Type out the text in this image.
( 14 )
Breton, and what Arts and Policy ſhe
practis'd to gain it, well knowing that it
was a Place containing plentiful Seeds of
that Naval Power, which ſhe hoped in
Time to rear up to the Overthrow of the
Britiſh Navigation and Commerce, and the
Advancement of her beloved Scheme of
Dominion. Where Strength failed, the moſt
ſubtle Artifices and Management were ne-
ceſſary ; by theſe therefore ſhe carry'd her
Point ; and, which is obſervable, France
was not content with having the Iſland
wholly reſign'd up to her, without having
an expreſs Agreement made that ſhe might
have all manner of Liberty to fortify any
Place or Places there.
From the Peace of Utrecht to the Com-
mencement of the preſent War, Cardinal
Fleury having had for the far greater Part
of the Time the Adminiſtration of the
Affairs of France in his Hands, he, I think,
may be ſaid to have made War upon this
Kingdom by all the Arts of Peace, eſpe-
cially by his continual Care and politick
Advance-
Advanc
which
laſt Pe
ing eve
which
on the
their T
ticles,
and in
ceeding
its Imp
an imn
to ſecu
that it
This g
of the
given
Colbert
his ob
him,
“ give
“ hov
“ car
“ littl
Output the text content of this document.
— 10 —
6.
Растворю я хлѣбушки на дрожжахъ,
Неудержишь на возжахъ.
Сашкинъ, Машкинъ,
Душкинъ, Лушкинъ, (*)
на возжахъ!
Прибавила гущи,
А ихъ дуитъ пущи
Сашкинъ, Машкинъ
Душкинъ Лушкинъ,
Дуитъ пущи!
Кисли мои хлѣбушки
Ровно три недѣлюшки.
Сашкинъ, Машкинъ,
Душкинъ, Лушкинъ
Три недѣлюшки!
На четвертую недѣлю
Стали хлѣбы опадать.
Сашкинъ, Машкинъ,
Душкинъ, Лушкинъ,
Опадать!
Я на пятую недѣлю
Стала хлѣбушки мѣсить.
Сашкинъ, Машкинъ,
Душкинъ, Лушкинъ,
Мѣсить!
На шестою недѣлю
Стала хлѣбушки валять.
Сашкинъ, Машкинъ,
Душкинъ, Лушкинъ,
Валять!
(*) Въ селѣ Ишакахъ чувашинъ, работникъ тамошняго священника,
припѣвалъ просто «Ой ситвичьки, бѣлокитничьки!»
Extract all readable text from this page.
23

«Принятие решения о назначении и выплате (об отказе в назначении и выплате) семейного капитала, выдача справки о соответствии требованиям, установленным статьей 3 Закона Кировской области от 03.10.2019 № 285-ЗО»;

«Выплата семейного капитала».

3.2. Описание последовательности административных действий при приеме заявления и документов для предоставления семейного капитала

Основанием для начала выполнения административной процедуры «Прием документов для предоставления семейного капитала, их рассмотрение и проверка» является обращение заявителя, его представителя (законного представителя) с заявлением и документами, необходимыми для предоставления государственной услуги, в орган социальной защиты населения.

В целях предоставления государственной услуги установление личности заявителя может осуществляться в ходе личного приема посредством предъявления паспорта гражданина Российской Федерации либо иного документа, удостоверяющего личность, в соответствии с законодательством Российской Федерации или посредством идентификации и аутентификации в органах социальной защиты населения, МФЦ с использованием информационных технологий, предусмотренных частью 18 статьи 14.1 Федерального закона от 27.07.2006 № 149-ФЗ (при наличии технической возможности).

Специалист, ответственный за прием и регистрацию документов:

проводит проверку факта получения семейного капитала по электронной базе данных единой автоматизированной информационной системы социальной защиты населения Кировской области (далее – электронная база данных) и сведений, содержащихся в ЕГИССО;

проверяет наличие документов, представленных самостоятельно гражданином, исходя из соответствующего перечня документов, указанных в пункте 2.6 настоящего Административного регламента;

EXERCISE INSTRUCTIONS:
Take the data above and return it exactly.

FULL SOLUTION:
Type out the text in this image.
( 14 )
Breton, and what Arts and Policy ſhe
practis'd to gain it, well knowing that it
was a Place containing plentiful Seeds of
that Naval Power, which ſhe hoped in
Time to rear up to the Overthrow of the
Britiſh Navigation and Commerce, and the
Advancement of her beloved Scheme of
Dominion. Where Strength failed, the moſt
ſubtle Artifices and Management were ne-
ceſſary ; by theſe therefore ſhe carry'd her
Point ; and, which is obſervable, France
was not content with having the Iſland
wholly reſign'd up to her, without having
an expreſs Agreement made that ſhe might
have all manner of Liberty to fortify any
Place or Places there.
From the Peace of Utrecht to the Com-
mencement of the preſent War, Cardinal
Fleury having had for the far greater Part
of the Time the Adminiſtration of the
Affairs of France in his Hands, he, I think,
may be ſaid to have made War upon this
Kingdom by all the Arts of Peace, eſpe-
cially by his continual Care and politick
Advance-
Advanc
which
laſt Pe
ing eve
which
on the
their T
ticles,
and in
ceeding
its Imp
an imn
to ſecu
that it
This g
of the
given
Colbert
his ob
him,
“ give
“ hov
“ car
“ littl
Output the text content of this document.
— 10 —
6.
Растворю я хлѣбушки на дрожжахъ,
Неудержишь на возжахъ.
Сашкинъ, Машкинъ,
Душкинъ, Лушкинъ, (*)
на возжахъ!
Прибавила гущи,
А ихъ дуитъ пущи
Сашкинъ, Машкинъ
Душкинъ Лушкинъ,
Дуитъ пущи!
Кисли мои хлѣбушки
Ровно три недѣлюшки.
Сашкинъ, Машкинъ,
Душкинъ, Лушкинъ
Три недѣлюшки!
На четвертую недѣлю
Стали хлѣбы опадать.
Сашкинъ, Машкинъ,
Душкинъ, Лушкинъ,
Опадать!
Я на пятую недѣлю
Стала хлѣбушки мѣсить.
Сашкинъ, Машкинъ,
Душкинъ, Лушкинъ,
Мѣсить!
На шестою недѣлю
Стала хлѣбушки валять.
Сашкинъ, Машкинъ,
Душкинъ, Лушкинъ,
Валять!
(*) Въ селѣ Ишакахъ чувашинъ, работникъ тамошняго священника,
припѣвалъ просто «Ой ситвичьки, бѣлокитничьки!»
Extract all readable text from this page.
23

«Принятие решения о назначении и выплате (об отказе в назначении и выплате) семейного капитала, выдача справки о соответствии требованиям, установленным статьей 3 Закона Кировской области от 03.10.2019 № 285-ЗО»;

«Выплата семейного капитала».

3.2. Описание последовательности административных действий при приеме заявления и документов для предоставления семейного капитала

Основанием для начала выполнения административной процедуры «Прием документов для предоставления семейного капитала, их рассмотрение и проверка» является обращение заявителя, его представителя (законного представителя) с заявлением и документами, необходимыми для предоставления государственной услуги, в орган социальной защиты населения.

В целях предоставления государственной услуги установление личности заявителя может осуществляться в ходе личного приема посредством предъявления паспорта гражданина Российской Федерации либо иного документа, удостоверяющего личность, в соответствии с законодательством Российской Федерации или посредством идентификации и аутентификации в органах социальной защиты населения, МФЦ с использованием информационных технологий, предусмотренных частью 18 статьи 14.1 Федерального закона от 27.07.2006 № 149-ФЗ (при наличии технической возможности).

Специалист, ответственный за прием и регистрацию документов:

проводит проверку факта получения семейного капитала по электронной базе данных единой автоматизированной информационной системы социальной защиты населения Кировской области (далее – электронная база данных) и сведений, содержащихся в ЕГИССО;

проверяет наличие документов, представленных самостоятельно гражданином, исходя из соответствующего перечня документов, указанных в пункте 2.6 настоящего Административного регламента;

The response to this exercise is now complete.